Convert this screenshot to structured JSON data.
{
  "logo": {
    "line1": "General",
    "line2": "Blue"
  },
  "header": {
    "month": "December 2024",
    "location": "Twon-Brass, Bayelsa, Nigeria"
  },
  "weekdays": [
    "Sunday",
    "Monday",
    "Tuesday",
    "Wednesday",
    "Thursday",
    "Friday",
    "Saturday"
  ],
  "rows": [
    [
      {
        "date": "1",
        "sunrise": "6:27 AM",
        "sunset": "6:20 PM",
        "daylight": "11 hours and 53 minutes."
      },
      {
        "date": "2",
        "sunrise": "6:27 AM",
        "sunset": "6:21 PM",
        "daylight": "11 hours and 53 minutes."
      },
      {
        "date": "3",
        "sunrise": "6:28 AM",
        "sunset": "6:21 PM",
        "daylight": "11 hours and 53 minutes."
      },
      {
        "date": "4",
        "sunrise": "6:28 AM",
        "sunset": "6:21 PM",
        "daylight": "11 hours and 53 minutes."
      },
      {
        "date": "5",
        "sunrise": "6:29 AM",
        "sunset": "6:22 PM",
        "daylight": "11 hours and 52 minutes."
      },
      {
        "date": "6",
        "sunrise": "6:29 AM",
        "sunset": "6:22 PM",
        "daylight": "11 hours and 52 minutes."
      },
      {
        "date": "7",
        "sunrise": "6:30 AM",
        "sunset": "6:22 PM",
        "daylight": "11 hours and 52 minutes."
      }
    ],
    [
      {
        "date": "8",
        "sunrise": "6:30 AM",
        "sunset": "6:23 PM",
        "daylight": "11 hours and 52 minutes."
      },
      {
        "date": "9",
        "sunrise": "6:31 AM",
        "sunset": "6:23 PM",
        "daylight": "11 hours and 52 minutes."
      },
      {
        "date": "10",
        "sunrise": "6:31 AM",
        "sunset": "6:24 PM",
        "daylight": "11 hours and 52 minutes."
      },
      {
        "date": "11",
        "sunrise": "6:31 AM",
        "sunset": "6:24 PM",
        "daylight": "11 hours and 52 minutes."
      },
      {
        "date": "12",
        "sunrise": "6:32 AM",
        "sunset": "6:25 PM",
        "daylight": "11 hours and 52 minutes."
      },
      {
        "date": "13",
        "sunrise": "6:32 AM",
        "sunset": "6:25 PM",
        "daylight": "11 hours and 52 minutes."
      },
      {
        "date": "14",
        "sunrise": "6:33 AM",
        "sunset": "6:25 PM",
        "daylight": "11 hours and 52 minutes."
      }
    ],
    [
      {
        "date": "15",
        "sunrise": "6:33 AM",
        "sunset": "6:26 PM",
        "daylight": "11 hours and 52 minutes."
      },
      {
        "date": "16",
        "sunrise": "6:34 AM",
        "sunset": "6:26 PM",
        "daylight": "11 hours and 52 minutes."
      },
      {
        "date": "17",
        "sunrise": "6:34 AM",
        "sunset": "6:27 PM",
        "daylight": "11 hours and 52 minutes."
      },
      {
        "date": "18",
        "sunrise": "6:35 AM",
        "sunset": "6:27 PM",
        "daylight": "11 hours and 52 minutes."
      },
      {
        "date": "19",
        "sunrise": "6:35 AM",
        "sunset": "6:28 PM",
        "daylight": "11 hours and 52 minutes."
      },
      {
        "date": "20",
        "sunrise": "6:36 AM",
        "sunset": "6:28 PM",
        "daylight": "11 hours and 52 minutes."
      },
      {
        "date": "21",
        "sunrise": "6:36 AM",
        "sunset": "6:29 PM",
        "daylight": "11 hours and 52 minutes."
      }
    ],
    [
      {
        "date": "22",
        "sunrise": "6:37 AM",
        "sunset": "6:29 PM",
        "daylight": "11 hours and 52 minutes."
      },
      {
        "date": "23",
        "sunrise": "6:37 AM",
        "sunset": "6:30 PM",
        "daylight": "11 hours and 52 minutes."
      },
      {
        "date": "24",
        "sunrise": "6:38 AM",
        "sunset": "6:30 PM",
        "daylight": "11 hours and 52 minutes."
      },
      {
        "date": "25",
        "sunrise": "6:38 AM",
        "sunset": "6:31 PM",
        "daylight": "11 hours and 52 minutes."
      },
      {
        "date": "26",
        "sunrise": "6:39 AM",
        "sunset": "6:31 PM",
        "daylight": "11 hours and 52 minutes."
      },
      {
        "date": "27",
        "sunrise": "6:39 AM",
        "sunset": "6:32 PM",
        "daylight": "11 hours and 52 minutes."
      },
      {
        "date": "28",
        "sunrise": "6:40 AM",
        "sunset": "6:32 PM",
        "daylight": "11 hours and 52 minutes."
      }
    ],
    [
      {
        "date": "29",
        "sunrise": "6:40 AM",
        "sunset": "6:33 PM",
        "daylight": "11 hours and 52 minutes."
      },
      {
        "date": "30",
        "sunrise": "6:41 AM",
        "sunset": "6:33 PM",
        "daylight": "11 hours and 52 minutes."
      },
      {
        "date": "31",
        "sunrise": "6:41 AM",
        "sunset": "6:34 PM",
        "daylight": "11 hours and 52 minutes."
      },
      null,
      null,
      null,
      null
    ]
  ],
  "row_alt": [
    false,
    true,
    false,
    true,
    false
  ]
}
________
■ What to do
Reproduce every record above exactly as it appears.

■ The solution
Convert this screenshot to structured JSON data.
{
  "logo": {
    "line1": "General",
    "line2": "Blue"
  },
  "header": {
    "month": "December 2024",
    "location": "Twon-Brass, Bayelsa, Nigeria"
  },
  "weekdays": [
    "Sunday",
    "Monday",
    "Tuesday",
    "Wednesday",
    "Thursday",
    "Friday",
    "Saturday"
  ],
  "rows": [
    [
      {
        "date": "1",
        "sunrise": "6:27 AM",
        "sunset": "6:20 PM",
        "daylight": "11 hours and 53 minutes."
      },
      {
        "date": "2",
        "sunrise": "6:27 AM",
        "sunset": "6:21 PM",
        "daylight": "11 hours and 53 minutes."
      },
      {
        "date": "3",
        "sunrise": "6:28 AM",
        "sunset": "6:21 PM",
        "daylight": "11 hours and 53 minutes."
      },
      {
        "date": "4",
        "sunrise": "6:28 AM",
        "sunset": "6:21 PM",
        "daylight": "11 hours and 53 minutes."
      },
      {
        "date": "5",
        "sunrise": "6:29 AM",
        "sunset": "6:22 PM",
        "daylight": "11 hours and 52 minutes."
      },
      {
        "date": "6",
        "sunrise": "6:29 AM",
        "sunset": "6:22 PM",
        "daylight": "11 hours and 52 minutes."
      },
      {
        "date": "7",
        "sunrise": "6:30 AM",
        "sunset": "6:22 PM",
        "daylight": "11 hours and 52 minutes."
      }
    ],
    [
      {
        "date": "8",
        "sunrise": "6:30 AM",
        "sunset": "6:23 PM",
        "daylight": "11 hours and 52 minutes."
      },
      {
        "date": "9",
        "sunrise": "6:31 AM",
        "sunset": "6:23 PM",
        "daylight": "11 hours and 52 minutes."
      },
      {
        "date": "10",
        "sunrise": "6:31 AM",
        "sunset": "6:24 PM",
        "daylight": "11 hours and 52 minutes."
      },
      {
        "date": "11",
        "sunrise": "6:31 AM",
        "sunset": "6:24 PM",
        "daylight": "11 hours and 52 minutes."
      },
      {
        "date": "12",
        "sunrise": "6:32 AM",
        "sunset": "6:25 PM",
        "daylight": "11 hours and 52 minutes."
      },
      {
        "date": "13",
        "sunrise": "6:32 AM",
        "sunset": "6:25 PM",
        "daylight": "11 hours and 52 minutes."
      },
      {
        "date": "14",
        "sunrise": "6:33 AM",
        "sunset": "6:25 PM",
        "daylight": "11 hours and 52 minutes."
      }
    ],
    [
      {
        "date": "15",
        "sunrise": "6:33 AM",
        "sunset": "6:26 PM",
        "daylight": "11 hours and 52 minutes."
      },
      {
        "date": "16",
        "sunrise": "6:34 AM",
        "sunset": "6:26 PM",
        "daylight": "11 hours and 52 minutes."
      },
      {
        "date": "17",
        "sunrise": "6:34 AM",
        "sunset": "6:27 PM",
        "daylight": "11 hours and 52 minutes."
      },
      {
        "date": "18",
        "sunrise": "6:35 AM",
        "sunset": "6:27 PM",
        "daylight": "11 hours and 52 minutes."
      },
      {
        "date": "19",
        "sunrise": "6:35 AM",
        "sunset": "6:28 PM",
        "daylight": "11 hours and 52 minutes."
      },
      {
        "date": "20",
        "sunrise": "6:36 AM",
        "sunset": "6:28 PM",
        "daylight": "11 hours and 52 minutes."
      },
      {
        "date": "21",
        "sunrise": "6:36 AM",
        "sunset": "6:29 PM",
        "daylight": "11 hours and 52 minutes."
      }
    ],
    [
      {
        "date": "22",
        "sunrise": "6:37 AM",
        "sunset": "6:29 PM",
        "daylight": "11 hours and 52 minutes."
      },
      {
        "date": "23",
        "sunrise": "6:37 AM",
        "sunset": "6:30 PM",
        "daylight": "11 hours and 52 minutes."
      },
      {
        "date": "24",
        "sunrise": "6:38 AM",
        "sunset": "6:30 PM",
        "daylight": "11 hours and 52 minutes."
      },
      {
        "date": "25",
        "sunrise": "6:38 AM",
        "sunset": "6:31 PM",
        "daylight": "11 hours and 52 minutes."
      },
      {
        "date": "26",
        "sunrise": "6:39 AM",
        "sunset": "6:31 PM",
        "daylight": "11 hours and 52 minutes."
      },
      {
        "date": "27",
        "sunrise": "6:39 AM",
        "sunset": "6:32 PM",
        "daylight": "11 hours and 52 minutes."
      },
      {
        "date": "28",
        "sunrise": "6:40 AM",
        "sunset": "6:32 PM",
        "daylight": "11 hours and 52 minutes."
      }
    ],
    [
      {
        "date": "29",
        "sunrise": "6:40 AM",
        "sunset": "6:33 PM",
        "daylight": "11 hours and 52 minutes."
      },
      {
        "date": "30",
        "sunrise": "6:41 AM",
        "sunset": "6:33 PM",
        "daylight": "11 hours and 52 minutes."
      },
      {
        "date": "31",
        "sunrise": "6:41 AM",
        "sunset": "6:34 PM",
        "daylight": "11 hours and 52 minutes."
      },
      null,
      null,
      null,
      null
    ]
  ],
  "row_alt": [
    false,
    true,
    false,
    true,
    false
  ]
}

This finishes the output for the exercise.